> **INPUT FOR THIS TASK**:
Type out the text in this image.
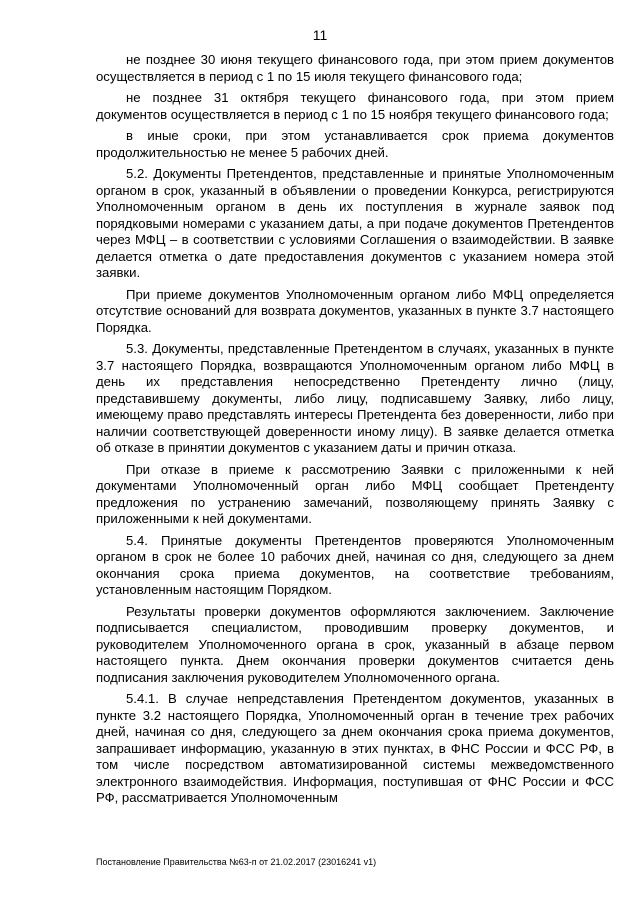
11

не позднее 30 июня текущего финансового года, при этом прием документов осуществляется в период с 1 по 15 июля текущего финансового года;

не позднее 31 октября текущего финансового года, при этом прием документов осуществляется в период с 1 по 15 ноября текущего финансового года;

в иные сроки, при этом устанавливается срок приема документов продолжительностью не менее 5 рабочих дней.

5.2. Документы Претендентов, представленные и принятые Уполномоченным органом в срок, указанный в объявлении о проведении Конкурса, регистрируются Уполномоченным органом в день их поступления в журнале заявок под порядковыми номерами с указанием даты, а при подаче документов Претендентов через МФЦ – в соответствии с условиями Соглашения о взаимодействии. В заявке делается отметка о дате предоставления документов с указанием номера этой заявки.

При приеме документов Уполномоченным органом либо МФЦ определяется отсутствие оснований для возврата документов, указанных в пункте 3.7 настоящего Порядка.

5.3. Документы, представленные Претендентом в случаях, указанных в пункте 3.7 настоящего Порядка, возвращаются Уполномоченным органом либо МФЦ в день их представления непосредственно Претенденту лично (лицу, представившему документы, либо лицу, подписавшему Заявку, либо лицу, имеющему право представлять интересы Претендента без доверенности, либо при наличии соответствующей доверенности иному лицу). В заявке делается отметка об отказе в принятии документов с указанием даты и причин отказа.

При отказе в приеме к рассмотрению Заявки с приложенными к ней документами Уполномоченный орган либо МФЦ сообщает Претенденту предложения по устранению замечаний, позволяющему принять Заявку с приложенными к ней документами.

5.4. Принятые документы Претендентов проверяются Уполномоченным органом в срок не более 10 рабочих дней, начиная со дня, следующего за днем окончания срока приема документов, на соответствие требованиям, установленным настоящим Порядком.

Результаты проверки документов оформляются заключением. Заключение подписывается специалистом, проводившим проверку документов, и руководителем Уполномоченного органа в срок, указанный в абзаце первом настоящего пункта. Днем окончания проверки документов считается день подписания заключения руководителем Уполномоченного органа.

5.4.1. В случае непредставления Претендентом документов, указанных в пункте 3.2 настоящего Порядка, Уполномоченный орган в течение трех рабочих дней, начиная со дня, следующего за днем окончания срока приема документов, запрашивает информацию, указанную в этих пунктах, в ФНС России и ФСС РФ, в том числе посредством автоматизированной системы межведомственного электронного взаимодействия. Информация, поступившая от ФНС России и ФСС РФ, рассматривается Уполномоченным

Постановление Правительства №63-п от 21.02.2017 (23016241 v1)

> **EXERCISE DIRECTIONS**:
Return each line from the material above exactly, but not the pictures.

> **OUTPUT OF THE EXERCISE**:
Type out the text in this image.
11

не позднее 30 июня текущего финансового года, при этом прием документов осуществляется в период с 1 по 15 июля текущего финансового года;

не позднее 31 октября текущего финансового года, при этом прием документов осуществляется в период с 1 по 15 ноября текущего финансового года;

в иные сроки, при этом устанавливается срок приема документов продолжительностью не менее 5 рабочих дней.

5.2. Документы Претендентов, представленные и принятые Уполномоченным органом в срок, указанный в объявлении о проведении Конкурса, регистрируются Уполномоченным органом в день их поступления в журнале заявок под порядковыми номерами с указанием даты, а при подаче документов Претендентов через МФЦ – в соответствии с условиями Соглашения о взаимодействии. В заявке делается отметка о дате предоставления документов с указанием номера этой заявки.

При приеме документов Уполномоченным органом либо МФЦ определяется отсутствие оснований для возврата документов, указанных в пункте 3.7 настоящего Порядка.

5.3. Документы, представленные Претендентом в случаях, указанных в пункте 3.7 настоящего Порядка, возвращаются Уполномоченным органом либо МФЦ в день их представления непосредственно Претенденту лично (лицу, представившему документы, либо лицу, подписавшему Заявку, либо лицу, имеющему право представлять интересы Претендента без доверенности, либо при наличии соответствующей доверенности иному лицу). В заявке делается отметка об отказе в принятии документов с указанием даты и причин отказа.

При отказе в приеме к рассмотрению Заявки с приложенными к ней документами Уполномоченный орган либо МФЦ сообщает Претенденту предложения по устранению замечаний, позволяющему принять Заявку с приложенными к ней документами.

5.4. Принятые документы Претендентов проверяются Уполномоченным органом в срок не более 10 рабочих дней, начиная со дня, следующего за днем окончания срока приема документов, на соответствие требованиям, установленным настоящим Порядком.

Результаты проверки документов оформляются заключением. Заключение подписывается специалистом, проводившим проверку документов, и руководителем Уполномоченного органа в срок, указанный в абзаце первом настоящего пункта. Днем окончания проверки документов считается день подписания заключения руководителем Уполномоченного органа.

5.4.1. В случае непредставления Претендентом документов, указанных в пункте 3.2 настоящего Порядка, Уполномоченный орган в течение трех рабочих дней, начиная со дня, следующего за днем окончания срока приема документов, запрашивает информацию, указанную в этих пунктах, в ФНС России и ФСС РФ, в том числе посредством автоматизированной системы межведомственного электронного взаимодействия. Информация, поступившая от ФНС России и ФСС РФ, рассматривается Уполномоченным

Постановление Правительства №63-п от 21.02.2017 (23016241 v1)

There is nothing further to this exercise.